* Job
The entries below contain pictures. Retype everything except those pictures, exactly as given.

◇ ◇ ◇ ◇ ◇ ◇ ◇

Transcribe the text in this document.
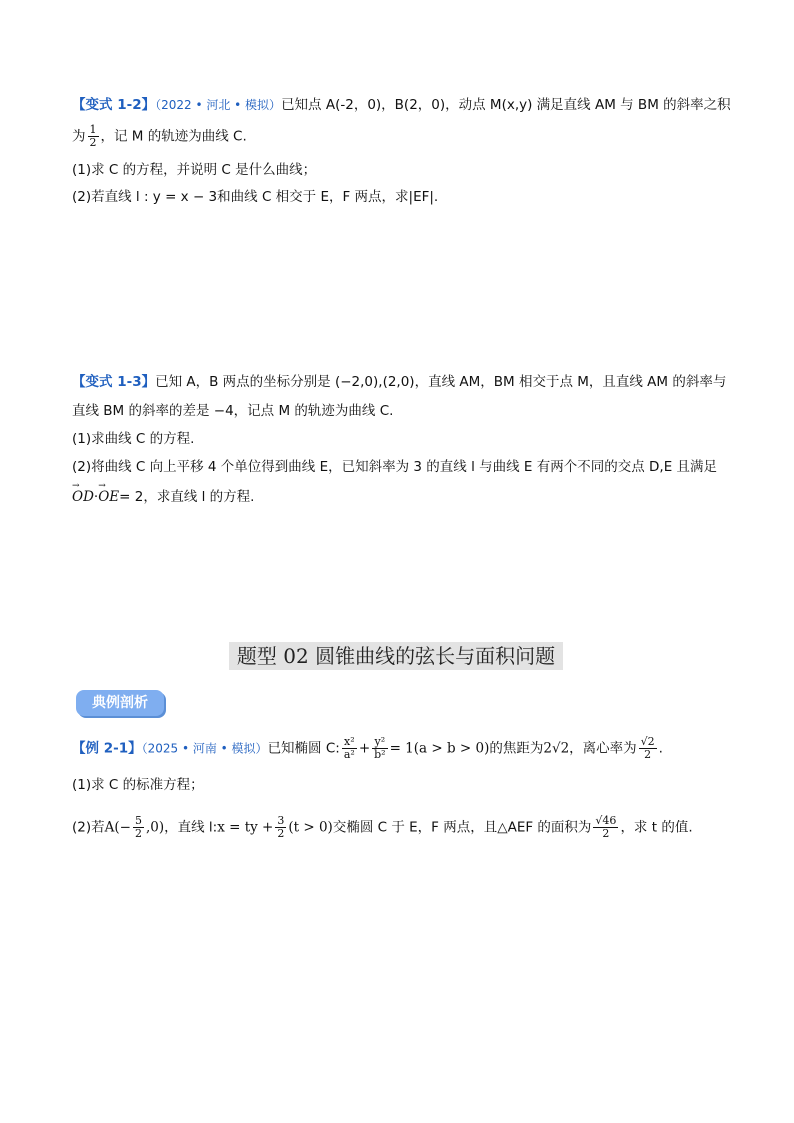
【变式 1-2】（2022 • 河北 • 模拟）已知点 A(-2，0)，B(2，0)，动点 M(x,y) 满足直线 AM 与 BM 的斜率之积
为 $\frac{1}{2}$ ，记 M 的轨迹为曲线 C.
(1)求 C 的方程，并说明 C 是什么曲线；
(2)若直线 l : y = x − 3和曲线 C 相交于 E，F 两点，求|EF|.
【变式 1-3】已知 A，B 两点的坐标分别是 (−2,0),(2,0)，直线 AM，BM 相交于点 M，且直线 AM 的斜率与
直线 BM 的斜率的差是 −4，记点 M 的轨迹为曲线 C.
(1)求曲线 C 的方程.
(2)将曲线 C 向上平移 4 个单位得到曲线 E，已知斜率为 3 的直线 l 与曲线 E 有两个不同的交点 D,E 且满足
→ OD·→ OE= 2，求直线 l 的方程.
题型 02 圆锥曲线的弦长与面积问题
典例剖析
【例 2-1】（2025 • 河南 • 模拟）已知椭圆 C: $\frac{\text{x²}}{\text{a²}} + \frac{\text{y²}}{\text{b²}} = 1(a > b > 0)$的焦距为2√2，离心率为 $\frac{√2}{2}$ .
(1)求 C 的标准方程；
(2)若$A(- \frac{5}{2} ,0)$，直线 l:x = ty + $\frac{3}{2} (t > 0)$交椭圆 C 于 E，F 两点，且△AEF 的面积为 $\frac{√46}{2}$ ，求 t 的值.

◇ ◇ ◇ ◇ ◇ ◇ ◇

* Task response
Transcribe the text in this document.
【变式 1-2】（2022 • 河北 • 模拟）已知点 A(-2，0)，B(2，0)，动点 M(x,y) 满足直线 AM 与 BM 的斜率之积
为 $\frac{1}{2}$ ，记 M 的轨迹为曲线 C.
(1)求 C 的方程，并说明 C 是什么曲线；
(2)若直线 l : y = x − 3和曲线 C 相交于 E，F 两点，求|EF|.
【变式 1-3】已知 A，B 两点的坐标分别是 (−2,0),(2,0)，直线 AM，BM 相交于点 M，且直线 AM 的斜率与
直线 BM 的斜率的差是 −4，记点 M 的轨迹为曲线 C.
(1)求曲线 C 的方程.
(2)将曲线 C 向上平移 4 个单位得到曲线 E，已知斜率为 3 的直线 l 与曲线 E 有两个不同的交点 D,E 且满足
→ OD·→ OE= 2，求直线 l 的方程.
题型 02 圆锥曲线的弦长与面积问题
典例剖析
【例 2-1】（2025 • 河南 • 模拟）已知椭圆 C: $\frac{\text{x²}}{\text{a²}} + \frac{\text{y²}}{\text{b²}} = 1(a > b > 0)$的焦距为2√2，离心率为 $\frac{√2}{2}$ .
(1)求 C 的标准方程；
(2)若$A(- \frac{5}{2} ,0)$，直线 l:x = ty + $\frac{3}{2} (t > 0)$交椭圆 C 于 E，F 两点，且△AEF 的面积为 $\frac{√46}{2}$ ，求 t 的值.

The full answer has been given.